----- Source extract -----

This will create an image tag that will send a cross-domain HTTP request. If it succeeds, it will return an image indicating a success status. If it doesn't, it will return a different image.

## Security Considerations

* The first thing your auto-login API handler should do is verify the Ed25519 signature.
* Only allow a nonce to be used for a given domain.
* After a successful automatic login, **delete** the nonce from the database. Only allow them to succeed once, to prevent replay attacks.
* Expiration times should, ideally, be less than one minute. However, if your end users have a slow or unreliable Internet connection, this could create problems.

The system above is only secure if the following assumptions hold true:

* The system's random number generator (used by `random_bytes()`) is secure.
* The signing key used to sign requests to the API is unknown to attackers.
* All systems are using HTTPS in the most secure configuration possible (i.e. TLS 1.2 with AES-GCM or ChaCha20-Poly1305 and 2048-bit RSA or 256-bit ECDSA certificates with HSTS and HPKP). This is a prerequisite in order [for PHP sessions to be secure](https://paragonie.com/blog/2015/04/fast-track-safe-and-secure-php-sessions).

Even if an attacker can arbitrarily insert valid "nonces" into the database for a valid user, without the signing key, they can't bypass the signature verification logic. However, if an attacker can arbitrarily alter database records, they can probably just reset arbitrary users' passwords so you have bigger problems.

----- Study material -----

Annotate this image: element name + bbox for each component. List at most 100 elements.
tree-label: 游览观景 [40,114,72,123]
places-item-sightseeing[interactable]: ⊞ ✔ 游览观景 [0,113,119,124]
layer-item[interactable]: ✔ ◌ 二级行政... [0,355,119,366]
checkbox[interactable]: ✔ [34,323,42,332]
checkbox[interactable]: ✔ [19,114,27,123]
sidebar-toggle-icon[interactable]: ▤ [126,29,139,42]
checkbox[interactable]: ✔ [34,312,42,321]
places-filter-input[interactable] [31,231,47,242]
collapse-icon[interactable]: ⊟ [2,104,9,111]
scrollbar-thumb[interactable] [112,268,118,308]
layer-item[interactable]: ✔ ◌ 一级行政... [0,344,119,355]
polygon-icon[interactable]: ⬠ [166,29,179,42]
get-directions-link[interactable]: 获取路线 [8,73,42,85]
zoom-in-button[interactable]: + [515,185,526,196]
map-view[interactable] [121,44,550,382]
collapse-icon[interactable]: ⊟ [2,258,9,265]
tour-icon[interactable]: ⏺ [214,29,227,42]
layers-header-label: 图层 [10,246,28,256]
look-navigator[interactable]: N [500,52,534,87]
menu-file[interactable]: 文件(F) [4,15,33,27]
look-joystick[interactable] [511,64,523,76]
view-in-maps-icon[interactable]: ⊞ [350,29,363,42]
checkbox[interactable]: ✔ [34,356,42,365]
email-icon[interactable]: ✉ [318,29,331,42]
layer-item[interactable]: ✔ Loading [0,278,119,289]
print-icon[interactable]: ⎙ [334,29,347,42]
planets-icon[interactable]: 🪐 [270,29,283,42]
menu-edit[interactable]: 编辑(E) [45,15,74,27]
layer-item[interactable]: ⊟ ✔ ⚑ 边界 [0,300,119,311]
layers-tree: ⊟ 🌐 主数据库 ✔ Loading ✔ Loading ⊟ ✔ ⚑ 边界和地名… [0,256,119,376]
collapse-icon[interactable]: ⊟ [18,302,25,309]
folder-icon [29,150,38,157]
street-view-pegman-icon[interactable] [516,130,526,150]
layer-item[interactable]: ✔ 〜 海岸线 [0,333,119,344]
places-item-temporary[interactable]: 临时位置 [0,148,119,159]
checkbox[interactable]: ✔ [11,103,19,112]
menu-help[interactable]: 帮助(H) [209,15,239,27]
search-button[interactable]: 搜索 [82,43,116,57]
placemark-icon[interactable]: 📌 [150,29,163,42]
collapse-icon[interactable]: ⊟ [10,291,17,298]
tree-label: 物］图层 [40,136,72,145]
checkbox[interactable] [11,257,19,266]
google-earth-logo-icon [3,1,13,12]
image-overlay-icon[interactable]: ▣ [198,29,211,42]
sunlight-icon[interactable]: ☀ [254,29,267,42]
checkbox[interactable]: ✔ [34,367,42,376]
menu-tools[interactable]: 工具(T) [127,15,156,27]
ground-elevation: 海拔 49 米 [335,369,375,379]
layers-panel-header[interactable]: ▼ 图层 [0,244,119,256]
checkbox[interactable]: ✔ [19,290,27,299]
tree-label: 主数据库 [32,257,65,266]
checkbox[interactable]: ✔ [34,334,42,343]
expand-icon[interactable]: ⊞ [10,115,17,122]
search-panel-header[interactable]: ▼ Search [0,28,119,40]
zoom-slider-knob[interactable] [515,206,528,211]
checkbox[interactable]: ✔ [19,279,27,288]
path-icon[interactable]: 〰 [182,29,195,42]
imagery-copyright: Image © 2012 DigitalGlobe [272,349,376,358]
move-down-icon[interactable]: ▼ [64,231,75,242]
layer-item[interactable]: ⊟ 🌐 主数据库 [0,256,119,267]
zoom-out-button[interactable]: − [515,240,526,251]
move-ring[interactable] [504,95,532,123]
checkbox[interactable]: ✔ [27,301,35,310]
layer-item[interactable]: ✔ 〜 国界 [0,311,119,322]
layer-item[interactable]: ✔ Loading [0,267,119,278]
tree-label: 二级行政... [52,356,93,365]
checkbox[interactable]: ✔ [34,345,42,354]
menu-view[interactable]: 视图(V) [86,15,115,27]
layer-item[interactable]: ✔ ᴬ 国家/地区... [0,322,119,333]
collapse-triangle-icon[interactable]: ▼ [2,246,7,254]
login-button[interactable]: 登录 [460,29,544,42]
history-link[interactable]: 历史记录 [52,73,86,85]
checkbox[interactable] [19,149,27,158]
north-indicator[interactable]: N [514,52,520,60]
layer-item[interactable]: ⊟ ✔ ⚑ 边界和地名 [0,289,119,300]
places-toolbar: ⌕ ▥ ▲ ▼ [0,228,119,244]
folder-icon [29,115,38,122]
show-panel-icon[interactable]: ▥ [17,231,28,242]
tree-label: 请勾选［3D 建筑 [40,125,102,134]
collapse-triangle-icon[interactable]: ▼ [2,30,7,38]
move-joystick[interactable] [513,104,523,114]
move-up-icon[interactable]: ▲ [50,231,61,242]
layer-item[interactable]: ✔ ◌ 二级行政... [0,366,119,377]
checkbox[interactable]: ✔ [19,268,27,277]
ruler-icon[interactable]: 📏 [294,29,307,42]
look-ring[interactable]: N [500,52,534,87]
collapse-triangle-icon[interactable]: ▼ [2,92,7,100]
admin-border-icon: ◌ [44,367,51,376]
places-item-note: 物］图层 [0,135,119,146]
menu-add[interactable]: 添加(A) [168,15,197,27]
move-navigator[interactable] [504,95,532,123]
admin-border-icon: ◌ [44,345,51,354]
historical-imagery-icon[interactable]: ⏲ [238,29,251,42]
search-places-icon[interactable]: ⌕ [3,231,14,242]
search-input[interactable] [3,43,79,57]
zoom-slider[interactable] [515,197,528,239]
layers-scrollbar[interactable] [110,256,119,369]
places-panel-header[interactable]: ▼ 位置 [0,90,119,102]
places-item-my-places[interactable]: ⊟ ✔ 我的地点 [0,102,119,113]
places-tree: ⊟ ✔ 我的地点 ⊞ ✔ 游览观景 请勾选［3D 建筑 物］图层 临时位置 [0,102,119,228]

-----

Work order 1:
In the auto-login security notes, list every assumption that must hold true for the system to be secure.
Work order 2:
According to the auto-login security notes, what should expiration times ideally be?
Work order 3:
Return the passage of the auto-login security notes from "The system above" up to and including "have bigger problems.".
This material is separate from the auto-login security notes above and unrelated to them.

Written answer 1:
- The system's random number generator (used by `random_bytes()`) is secure.
- The signing key used to sign requests to the API is unknown to attackers.
- All systems are using HTTPS in the most secure configuration possible (i.e. TLS 1.2 with AES-GCM or ChaCha20-Poly1305 and 2048-bit RSA or 256-bit ECDSA certificates with HSTS and HPKP).

Written answer 2:
Less than one minute.

Written answer 3:
The system above is only secure if the following assumptions hold true:

* The system's random number generator (used by `random_bytes()`) is secure.
* The signing key used to sign requests to the API is unknown to attackers.
* All systems are using HTTPS in the most secure configuration possible (i.e. TLS 1.2 with AES-GCM or ChaCha20-Poly1305 and 2048-bit RSA or 256-bit ECDSA certificates with HSTS and HPKP). This is a prerequisite in order [for PHP sessions to be secure](https://paragonie.com/blog/2015/04/fast-track-safe-and-secure-php-sessions).

Even if an attacker can arbitrarily insert valid "nonces" into the database for a valid user, without the signing key, they can't bypass the signature verification logic. However, if an attacker can arbitrarily alter database records, they can probably just reset arbitrary users' passwords so you have bigger problems.